— PROVIDED DATA —
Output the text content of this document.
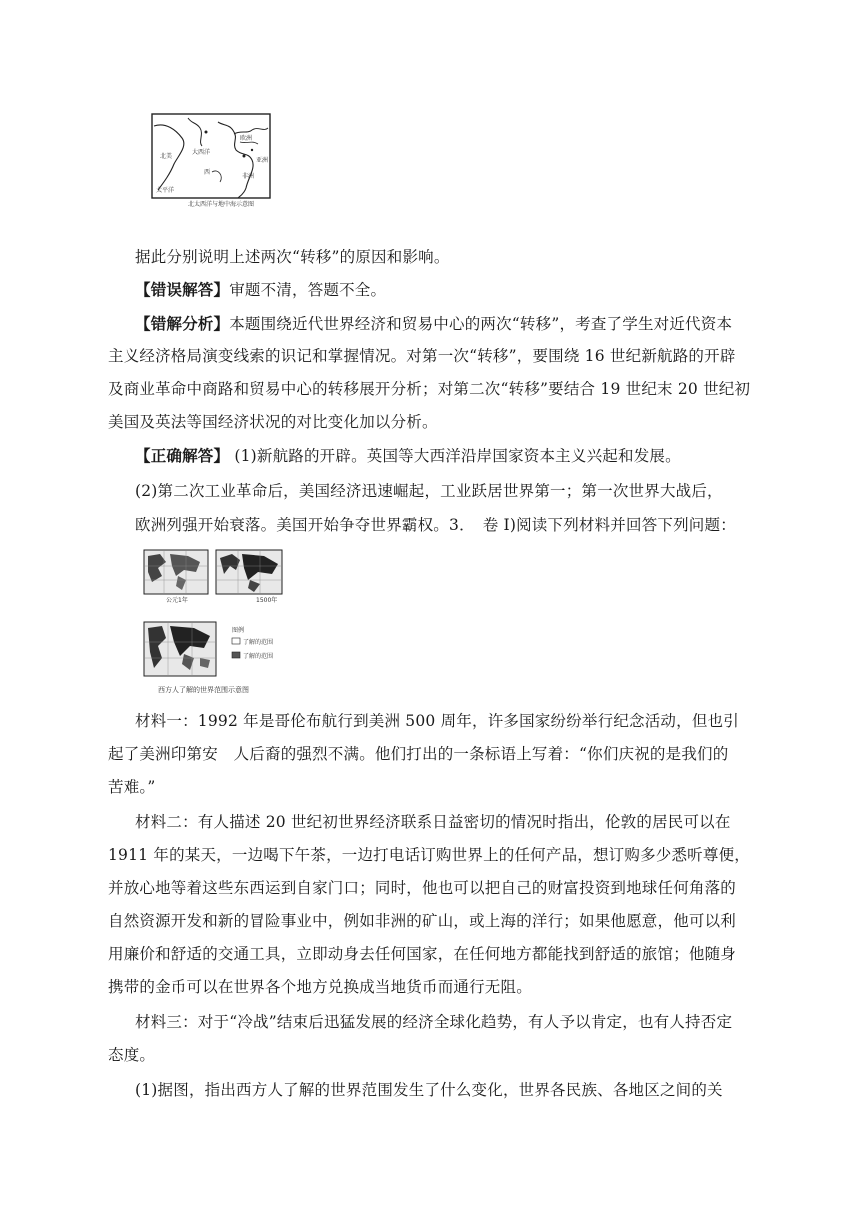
北美
大西洋
欧洲
太平洋
亚洲
非洲
西
北太西洋与地中海示意图
据此分别说明上述两次“转移”的原因和影响。
【错误解答】审题不清，答题不全。
【错解分析】本题围绕近代世界经济和贸易中心的两次“转移”，考查了学生对近代资本
主义经济格局演变线索的识记和掌握情况。对第一次“转移”，要围绕 16 世纪新航路的开辟
及商业革命中商路和贸易中心的转移展开分析；对第二次“转移”要结合 19 世纪末 20 世纪初
美国及英法等国经济状况的对比变化加以分析。
【正确解答】 (1)新航路的开辟。英国等大西洋沿岸国家资本主义兴起和发展。
(2)第二次工业革命后，美国经济迅速崛起，工业跃居世界第一；第一次世界大战后，
欧洲列强开始衰落。美国开始争夺世界霸权。3．　卷 I)阅读下列材料并回答下列问题：
公元1年	1500年
图例
了解的范围
了解的范围
西方人了解的世界范围示意图
材料一：1992 年是哥伦布航行到美洲 500 周年，许多国家纷纷举行纪念活动，但也引
起了美洲印第安　人后裔的强烈不满。他们打出的一条标语上写着：“你们庆祝的是我们的
苦难。”
材料二：有人描述 20 世纪初世界经济联系日益密切的情况时指出，伦敦的居民可以在
1911 年的某天，一边喝下午茶，一边打电话订购世界上的任何产品，想订购多少悉听尊便，
并放心地等着这些东西运到自家门口；同时，他也可以把自己的财富投资到地球任何角落的
自然资源开发和新的冒险事业中，例如非洲的矿山，或上海的洋行；如果他愿意，他可以利
用廉价和舒适的交通工具，立即动身去任何国家，在任何地方都能找到舒适的旅馆；他随身
携带的金币可以在世界各个地方兑换成当地货币而通行无阻。
材料三：对于“冷战”结束后迅猛发展的经济全球化趋势，有人予以肯定，也有人持否定
态度。
(1)据图，指出西方人了解的世界范围发生了什么变化，世界各民族、各地区之间的关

— INSTRUCTIONS TO FOLLOW —
Return every line of the records exactly as given, pictures excluded.

— SOLVED PROBLEM —
Output the text content of this document.
北美
大西洋
欧洲
太平洋
亚洲
非洲
西
北太西洋与地中海示意图
据此分别说明上述两次“转移”的原因和影响。
【错误解答】审题不清，答题不全。
【错解分析】本题围绕近代世界经济和贸易中心的两次“转移”，考查了学生对近代资本
主义经济格局演变线索的识记和掌握情况。对第一次“转移”，要围绕 16 世纪新航路的开辟
及商业革命中商路和贸易中心的转移展开分析；对第二次“转移”要结合 19 世纪末 20 世纪初
美国及英法等国经济状况的对比变化加以分析。
【正确解答】 (1)新航路的开辟。英国等大西洋沿岸国家资本主义兴起和发展。
(2)第二次工业革命后，美国经济迅速崛起，工业跃居世界第一；第一次世界大战后，
欧洲列强开始衰落。美国开始争夺世界霸权。3．　卷 I)阅读下列材料并回答下列问题：
公元1年	1500年
图例
了解的范围
了解的范围
西方人了解的世界范围示意图
材料一：1992 年是哥伦布航行到美洲 500 周年，许多国家纷纷举行纪念活动，但也引
起了美洲印第安　人后裔的强烈不满。他们打出的一条标语上写着：“你们庆祝的是我们的
苦难。”
材料二：有人描述 20 世纪初世界经济联系日益密切的情况时指出，伦敦的居民可以在
1911 年的某天，一边喝下午茶，一边打电话订购世界上的任何产品，想订购多少悉听尊便，
并放心地等着这些东西运到自家门口；同时，他也可以把自己的财富投资到地球任何角落的
自然资源开发和新的冒险事业中，例如非洲的矿山，或上海的洋行；如果他愿意，他可以利
用廉价和舒适的交通工具，立即动身去任何国家，在任何地方都能找到舒适的旅馆；他随身
携带的金币可以在世界各个地方兑换成当地货币而通行无阻。
材料三：对于“冷战”结束后迅猛发展的经济全球化趋势，有人予以肯定，也有人持否定
态度。
(1)据图，指出西方人了解的世界范围发生了什么变化，世界各民族、各地区之间的关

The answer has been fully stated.